**Source document:**
# Auger Free-Play? Craftsman 9.5HP 27" Blower



## Savage61 (Jan 23, 2013)

Hi all!

I own a Craftsman 9.5HP, 27" 2-Stage Blower (Model #944.525392) purchased in Feb. 2007 and this machine has worked fine thru some pretty severe eastern-Nfld. winters and is well looked-after and stored inside when not in use. This morning, after clearing last evenings 20+cm snowfall, I was cleaning snow remnanats from the auger & impellor as I usually do before putting her in the shed when I noticed some side-to-side free-play in the auger assembly? I could move by hand the auger assembly back and forth approx. 1/4 inch or so. Is this normal? (hadn't noticed it before) ... the Blower works fine and had no trouble clearing last night's snowfall.

Any input appreciated!


----------



## Pythons37 (Nov 9, 2012)

I have a 10HP 27" Noma. I just went out and checked mine. Yup. It looks like normal play.


----------



## HCBPH (Mar 8, 2011)

Long as you hae the correct size shearbolts in it, I wouldn't worry about it.

**Supplied entries:**
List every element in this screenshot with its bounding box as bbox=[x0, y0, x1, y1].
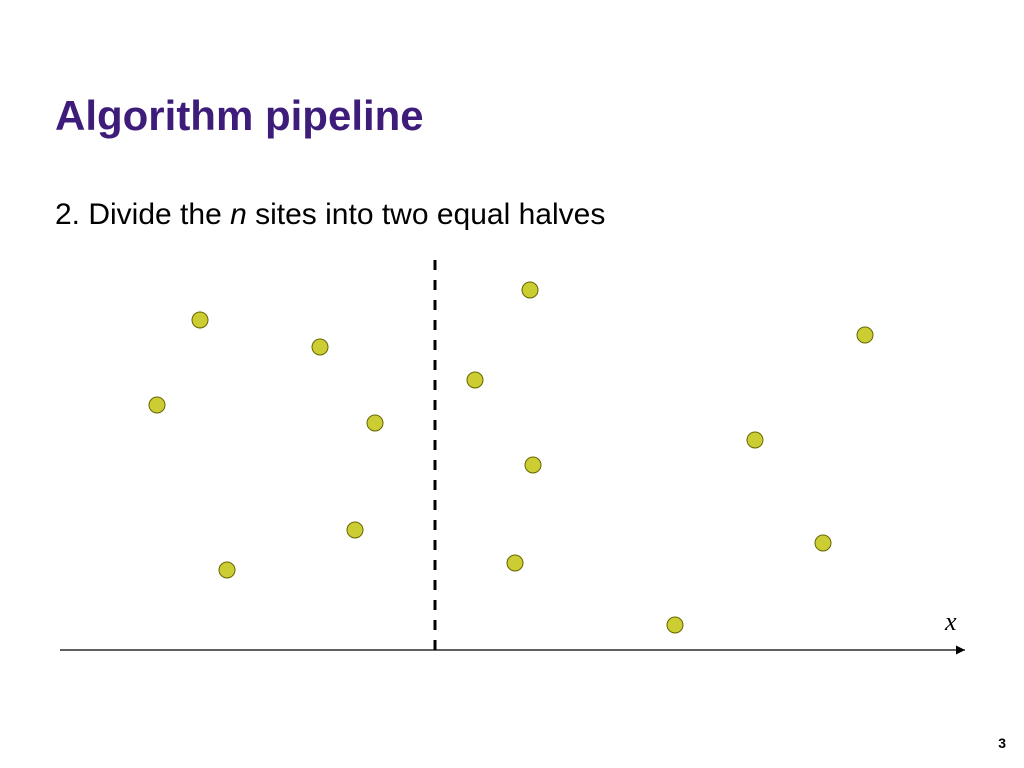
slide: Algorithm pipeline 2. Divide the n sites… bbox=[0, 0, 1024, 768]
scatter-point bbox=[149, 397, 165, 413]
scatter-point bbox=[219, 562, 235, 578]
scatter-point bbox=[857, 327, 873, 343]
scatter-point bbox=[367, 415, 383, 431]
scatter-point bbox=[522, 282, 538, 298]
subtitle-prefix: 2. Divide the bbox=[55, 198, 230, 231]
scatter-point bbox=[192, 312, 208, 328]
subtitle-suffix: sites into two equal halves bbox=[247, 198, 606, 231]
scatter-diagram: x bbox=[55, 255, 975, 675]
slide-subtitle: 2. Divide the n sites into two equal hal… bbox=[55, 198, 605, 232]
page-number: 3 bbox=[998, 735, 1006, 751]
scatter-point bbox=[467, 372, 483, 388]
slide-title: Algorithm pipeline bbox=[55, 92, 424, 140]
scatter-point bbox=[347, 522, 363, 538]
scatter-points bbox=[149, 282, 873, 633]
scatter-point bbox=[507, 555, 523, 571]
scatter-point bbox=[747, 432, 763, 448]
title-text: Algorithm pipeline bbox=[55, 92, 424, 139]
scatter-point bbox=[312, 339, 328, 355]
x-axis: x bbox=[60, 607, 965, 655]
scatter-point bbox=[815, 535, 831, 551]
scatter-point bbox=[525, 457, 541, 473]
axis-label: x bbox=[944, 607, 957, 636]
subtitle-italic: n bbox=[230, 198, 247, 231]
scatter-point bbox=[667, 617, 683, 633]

**What is required:**
In the snowblower thread, about how far could the auger assembly be moved side to side by hand?

**Reply:**
About 1/4 inch.